- Work to complete -
Reproduce the lines below verbatim, starting at the line that contains "italic-run: Cullum’s Biographical" and ending at the line that contains "article-title (0, 88, 1200, 158)", with both of those lines included.

===============

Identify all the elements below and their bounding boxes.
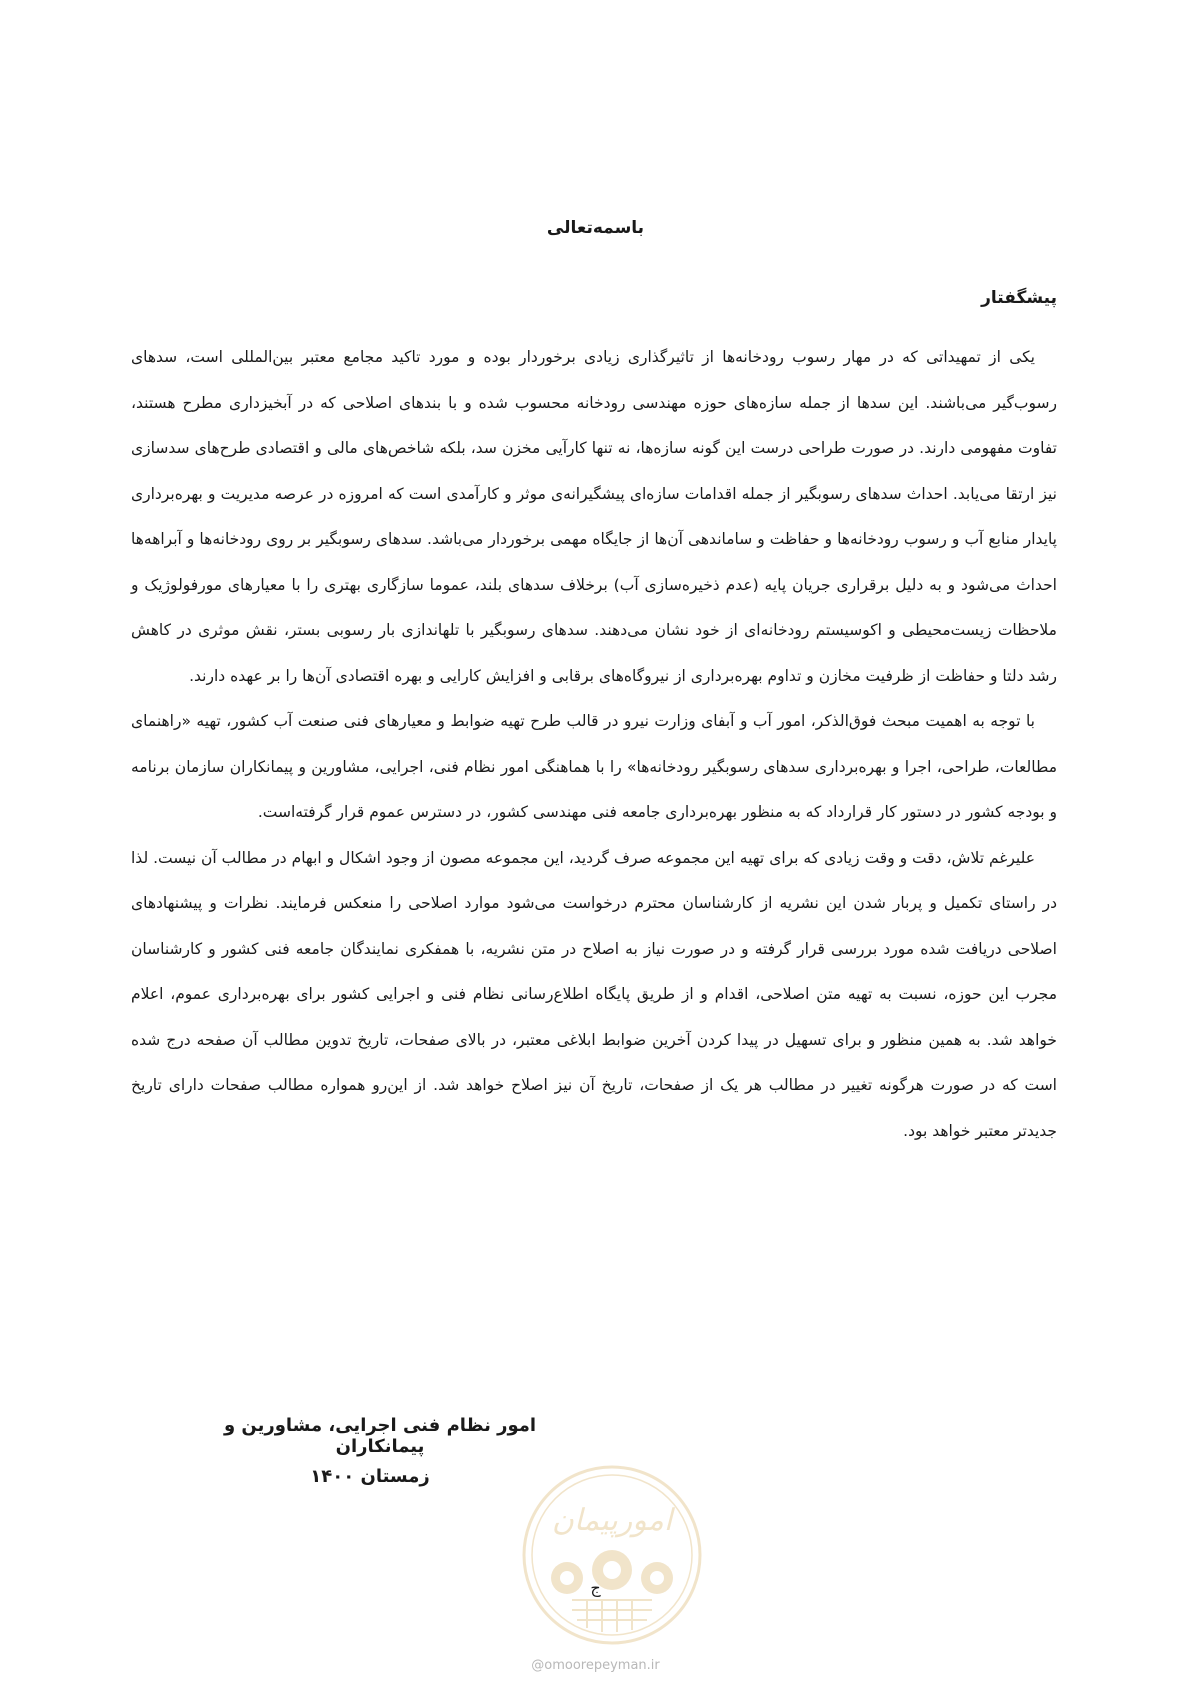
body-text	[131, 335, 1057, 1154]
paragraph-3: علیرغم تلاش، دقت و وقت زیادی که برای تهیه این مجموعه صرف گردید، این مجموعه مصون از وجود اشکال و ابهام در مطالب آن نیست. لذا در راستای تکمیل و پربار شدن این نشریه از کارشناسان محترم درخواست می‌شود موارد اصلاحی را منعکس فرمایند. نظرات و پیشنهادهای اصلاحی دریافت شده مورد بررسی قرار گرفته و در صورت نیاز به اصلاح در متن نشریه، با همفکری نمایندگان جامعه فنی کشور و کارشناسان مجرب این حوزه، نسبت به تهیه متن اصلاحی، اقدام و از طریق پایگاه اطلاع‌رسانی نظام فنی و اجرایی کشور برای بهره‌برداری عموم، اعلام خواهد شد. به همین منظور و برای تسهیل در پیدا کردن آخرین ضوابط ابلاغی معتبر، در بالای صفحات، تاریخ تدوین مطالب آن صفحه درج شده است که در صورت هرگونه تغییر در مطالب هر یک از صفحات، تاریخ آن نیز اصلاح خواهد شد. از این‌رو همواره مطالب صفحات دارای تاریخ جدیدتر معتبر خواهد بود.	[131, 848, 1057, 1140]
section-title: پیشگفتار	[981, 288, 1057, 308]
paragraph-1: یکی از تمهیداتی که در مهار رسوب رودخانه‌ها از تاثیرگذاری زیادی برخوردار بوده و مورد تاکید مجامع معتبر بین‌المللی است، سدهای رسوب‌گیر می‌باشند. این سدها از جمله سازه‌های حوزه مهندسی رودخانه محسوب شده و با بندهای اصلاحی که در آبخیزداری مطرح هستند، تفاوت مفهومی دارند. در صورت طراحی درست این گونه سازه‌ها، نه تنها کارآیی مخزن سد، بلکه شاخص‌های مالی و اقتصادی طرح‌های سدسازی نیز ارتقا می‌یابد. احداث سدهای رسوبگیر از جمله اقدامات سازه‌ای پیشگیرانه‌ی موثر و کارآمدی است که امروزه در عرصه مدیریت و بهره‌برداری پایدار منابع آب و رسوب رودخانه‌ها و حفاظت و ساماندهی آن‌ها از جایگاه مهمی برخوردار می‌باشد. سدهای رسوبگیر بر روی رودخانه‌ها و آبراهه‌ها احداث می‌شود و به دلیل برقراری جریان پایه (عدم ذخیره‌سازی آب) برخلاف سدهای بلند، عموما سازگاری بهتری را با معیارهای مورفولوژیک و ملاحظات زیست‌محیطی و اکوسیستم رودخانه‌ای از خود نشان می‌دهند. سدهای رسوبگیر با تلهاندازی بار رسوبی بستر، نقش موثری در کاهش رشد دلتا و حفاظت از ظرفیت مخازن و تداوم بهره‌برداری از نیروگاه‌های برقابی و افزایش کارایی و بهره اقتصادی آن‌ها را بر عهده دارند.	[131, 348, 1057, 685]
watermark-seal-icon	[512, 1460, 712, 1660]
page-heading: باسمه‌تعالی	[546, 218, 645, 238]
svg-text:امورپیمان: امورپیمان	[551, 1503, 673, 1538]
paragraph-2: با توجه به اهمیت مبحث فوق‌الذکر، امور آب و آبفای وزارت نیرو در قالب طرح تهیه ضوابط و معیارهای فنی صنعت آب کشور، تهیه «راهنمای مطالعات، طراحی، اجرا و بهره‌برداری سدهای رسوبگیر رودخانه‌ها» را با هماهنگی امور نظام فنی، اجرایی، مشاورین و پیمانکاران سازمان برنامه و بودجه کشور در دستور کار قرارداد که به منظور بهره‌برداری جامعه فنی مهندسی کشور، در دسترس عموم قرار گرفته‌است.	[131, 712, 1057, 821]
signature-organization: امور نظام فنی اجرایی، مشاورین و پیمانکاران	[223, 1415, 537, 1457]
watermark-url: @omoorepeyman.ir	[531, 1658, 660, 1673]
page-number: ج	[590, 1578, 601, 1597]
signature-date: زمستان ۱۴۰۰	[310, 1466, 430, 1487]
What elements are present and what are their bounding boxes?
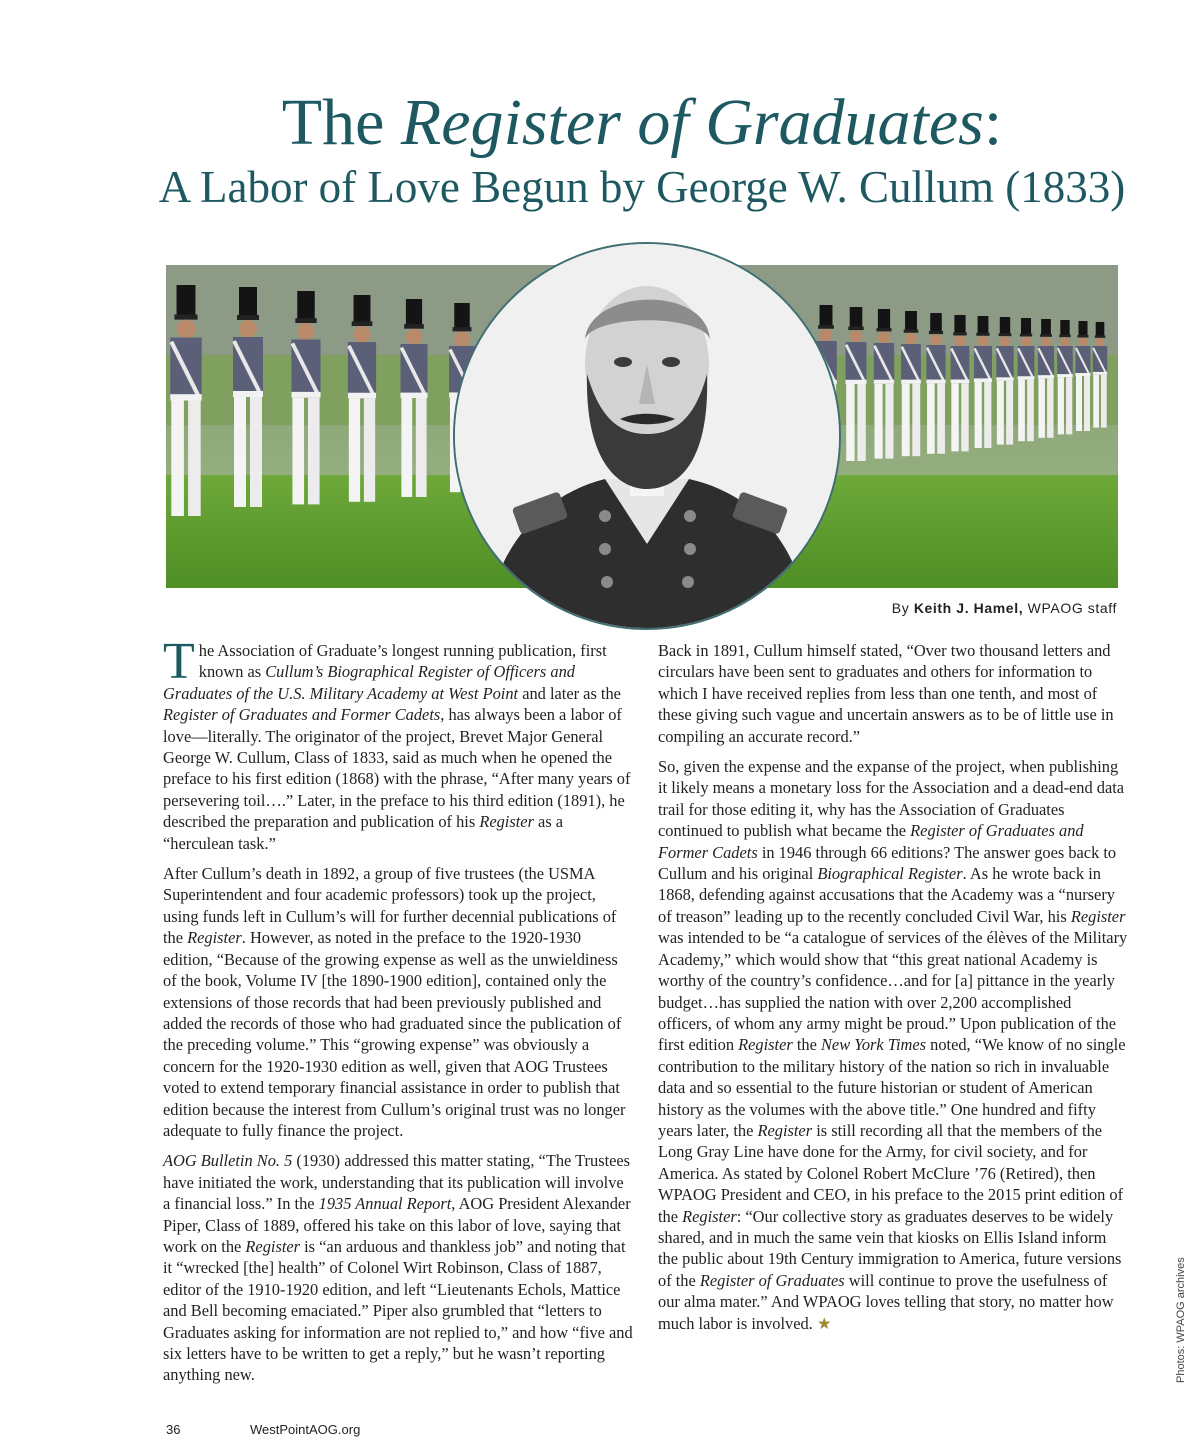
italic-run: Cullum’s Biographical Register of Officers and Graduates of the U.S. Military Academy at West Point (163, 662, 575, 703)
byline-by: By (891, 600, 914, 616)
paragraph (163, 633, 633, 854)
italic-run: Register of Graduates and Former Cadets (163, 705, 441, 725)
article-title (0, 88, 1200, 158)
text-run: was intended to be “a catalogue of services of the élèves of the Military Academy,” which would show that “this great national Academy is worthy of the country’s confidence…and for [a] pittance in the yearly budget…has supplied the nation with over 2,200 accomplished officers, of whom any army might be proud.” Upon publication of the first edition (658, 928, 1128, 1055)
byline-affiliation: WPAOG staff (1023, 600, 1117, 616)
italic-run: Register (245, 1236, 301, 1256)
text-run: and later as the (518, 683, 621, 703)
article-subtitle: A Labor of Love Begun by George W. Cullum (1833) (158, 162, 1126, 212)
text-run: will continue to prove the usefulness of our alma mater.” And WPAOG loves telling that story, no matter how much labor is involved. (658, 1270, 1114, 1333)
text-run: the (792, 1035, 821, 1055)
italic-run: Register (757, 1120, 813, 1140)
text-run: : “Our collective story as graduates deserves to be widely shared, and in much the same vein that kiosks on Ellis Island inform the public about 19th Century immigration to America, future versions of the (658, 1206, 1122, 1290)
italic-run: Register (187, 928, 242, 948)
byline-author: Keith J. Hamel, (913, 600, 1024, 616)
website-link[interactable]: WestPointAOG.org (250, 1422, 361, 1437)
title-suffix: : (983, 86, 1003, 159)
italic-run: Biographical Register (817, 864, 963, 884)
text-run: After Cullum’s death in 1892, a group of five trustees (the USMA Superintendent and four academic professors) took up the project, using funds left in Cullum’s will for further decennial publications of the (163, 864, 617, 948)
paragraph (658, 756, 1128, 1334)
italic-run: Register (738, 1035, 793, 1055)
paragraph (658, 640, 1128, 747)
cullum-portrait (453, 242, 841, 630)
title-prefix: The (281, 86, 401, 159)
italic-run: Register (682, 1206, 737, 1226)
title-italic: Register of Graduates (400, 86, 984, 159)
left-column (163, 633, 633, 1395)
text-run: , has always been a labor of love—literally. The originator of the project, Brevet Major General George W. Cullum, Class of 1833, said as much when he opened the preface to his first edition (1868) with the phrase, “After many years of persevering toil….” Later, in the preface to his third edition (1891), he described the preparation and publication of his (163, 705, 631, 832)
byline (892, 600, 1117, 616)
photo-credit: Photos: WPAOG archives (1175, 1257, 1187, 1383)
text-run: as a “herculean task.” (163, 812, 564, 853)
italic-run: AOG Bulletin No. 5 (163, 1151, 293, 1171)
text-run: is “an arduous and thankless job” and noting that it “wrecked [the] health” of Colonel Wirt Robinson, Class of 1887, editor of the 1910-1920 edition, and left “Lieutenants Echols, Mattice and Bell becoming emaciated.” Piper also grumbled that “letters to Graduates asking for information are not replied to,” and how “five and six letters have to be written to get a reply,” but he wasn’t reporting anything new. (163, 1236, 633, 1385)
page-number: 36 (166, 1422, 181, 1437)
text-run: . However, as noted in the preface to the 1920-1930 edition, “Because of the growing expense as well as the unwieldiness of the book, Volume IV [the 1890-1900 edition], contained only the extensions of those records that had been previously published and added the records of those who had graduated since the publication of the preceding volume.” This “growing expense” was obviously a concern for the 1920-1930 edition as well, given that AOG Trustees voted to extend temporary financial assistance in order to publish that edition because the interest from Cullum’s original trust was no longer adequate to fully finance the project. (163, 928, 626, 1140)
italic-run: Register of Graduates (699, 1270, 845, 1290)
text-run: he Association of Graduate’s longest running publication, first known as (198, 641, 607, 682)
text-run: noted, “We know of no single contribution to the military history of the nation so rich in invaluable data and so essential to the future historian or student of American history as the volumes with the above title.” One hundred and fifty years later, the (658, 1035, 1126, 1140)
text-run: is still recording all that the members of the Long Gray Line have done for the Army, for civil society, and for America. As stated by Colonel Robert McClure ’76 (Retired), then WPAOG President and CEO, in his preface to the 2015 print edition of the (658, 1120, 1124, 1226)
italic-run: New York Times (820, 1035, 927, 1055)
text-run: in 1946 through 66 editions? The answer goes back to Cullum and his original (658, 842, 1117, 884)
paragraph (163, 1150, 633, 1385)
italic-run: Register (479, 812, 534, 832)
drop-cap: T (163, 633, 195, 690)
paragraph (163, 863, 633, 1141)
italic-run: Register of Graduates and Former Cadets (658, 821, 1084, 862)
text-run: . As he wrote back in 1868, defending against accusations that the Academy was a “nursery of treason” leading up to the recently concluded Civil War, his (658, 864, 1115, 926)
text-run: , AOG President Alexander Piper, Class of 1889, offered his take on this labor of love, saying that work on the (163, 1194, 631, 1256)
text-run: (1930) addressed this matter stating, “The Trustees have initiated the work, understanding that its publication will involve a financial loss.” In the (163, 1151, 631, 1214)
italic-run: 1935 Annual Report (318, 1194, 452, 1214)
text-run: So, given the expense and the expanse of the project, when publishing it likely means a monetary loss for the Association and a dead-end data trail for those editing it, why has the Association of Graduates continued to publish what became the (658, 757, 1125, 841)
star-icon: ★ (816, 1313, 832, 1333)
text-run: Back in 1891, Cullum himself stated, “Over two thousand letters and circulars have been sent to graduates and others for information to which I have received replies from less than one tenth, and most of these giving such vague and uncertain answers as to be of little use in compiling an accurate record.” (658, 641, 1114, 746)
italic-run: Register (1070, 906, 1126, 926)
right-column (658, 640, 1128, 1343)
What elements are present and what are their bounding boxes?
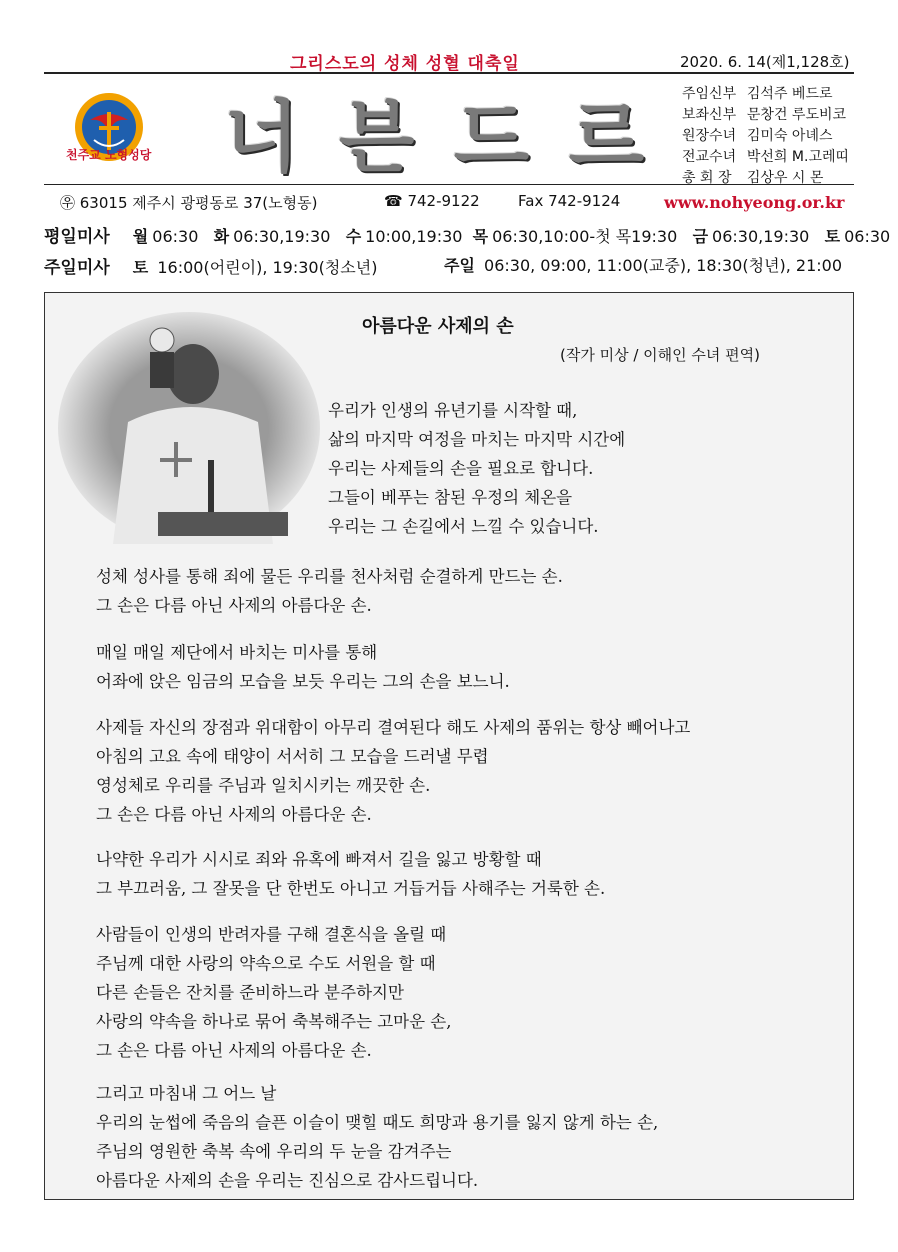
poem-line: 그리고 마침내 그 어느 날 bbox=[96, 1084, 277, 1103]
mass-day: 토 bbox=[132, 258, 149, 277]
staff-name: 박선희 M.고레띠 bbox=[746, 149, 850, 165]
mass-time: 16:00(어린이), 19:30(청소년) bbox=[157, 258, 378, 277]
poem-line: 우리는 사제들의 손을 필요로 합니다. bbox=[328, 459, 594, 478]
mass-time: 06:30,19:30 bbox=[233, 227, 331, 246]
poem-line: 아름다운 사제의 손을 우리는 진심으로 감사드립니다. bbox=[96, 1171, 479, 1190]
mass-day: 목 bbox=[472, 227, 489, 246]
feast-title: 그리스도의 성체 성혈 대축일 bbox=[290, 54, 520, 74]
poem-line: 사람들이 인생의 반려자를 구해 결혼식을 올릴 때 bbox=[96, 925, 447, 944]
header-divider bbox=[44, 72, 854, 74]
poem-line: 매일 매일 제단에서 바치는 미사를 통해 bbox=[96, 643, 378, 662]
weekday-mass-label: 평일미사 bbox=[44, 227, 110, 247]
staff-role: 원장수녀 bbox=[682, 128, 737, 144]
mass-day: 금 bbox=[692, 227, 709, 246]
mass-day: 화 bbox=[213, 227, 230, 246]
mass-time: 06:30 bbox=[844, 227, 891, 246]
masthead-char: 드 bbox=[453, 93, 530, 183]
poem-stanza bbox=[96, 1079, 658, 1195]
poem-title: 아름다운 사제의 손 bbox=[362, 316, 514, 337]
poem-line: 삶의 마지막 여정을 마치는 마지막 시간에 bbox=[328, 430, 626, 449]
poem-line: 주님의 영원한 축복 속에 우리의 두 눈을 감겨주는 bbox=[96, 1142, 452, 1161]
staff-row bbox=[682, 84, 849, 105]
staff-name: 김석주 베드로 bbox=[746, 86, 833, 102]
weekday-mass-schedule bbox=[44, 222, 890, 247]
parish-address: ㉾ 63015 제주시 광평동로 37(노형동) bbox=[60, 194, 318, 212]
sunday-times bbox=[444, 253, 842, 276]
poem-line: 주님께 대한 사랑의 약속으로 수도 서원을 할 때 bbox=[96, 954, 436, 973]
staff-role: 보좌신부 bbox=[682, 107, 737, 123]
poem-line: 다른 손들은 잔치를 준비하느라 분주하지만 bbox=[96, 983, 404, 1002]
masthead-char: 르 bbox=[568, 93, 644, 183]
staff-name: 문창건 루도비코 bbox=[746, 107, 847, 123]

===============

- Output below -
italic-run: Cullum’s Biographical Register of Officers and Graduates of the U.S. Military Academy at West Point (163, 662, 575, 703)
byline-by: By (891, 600, 914, 616)
paragraph (163, 633, 633, 854)
italic-run: Register of Graduates and Former Cadets (163, 705, 441, 725)
article-title (0, 88, 1200, 158)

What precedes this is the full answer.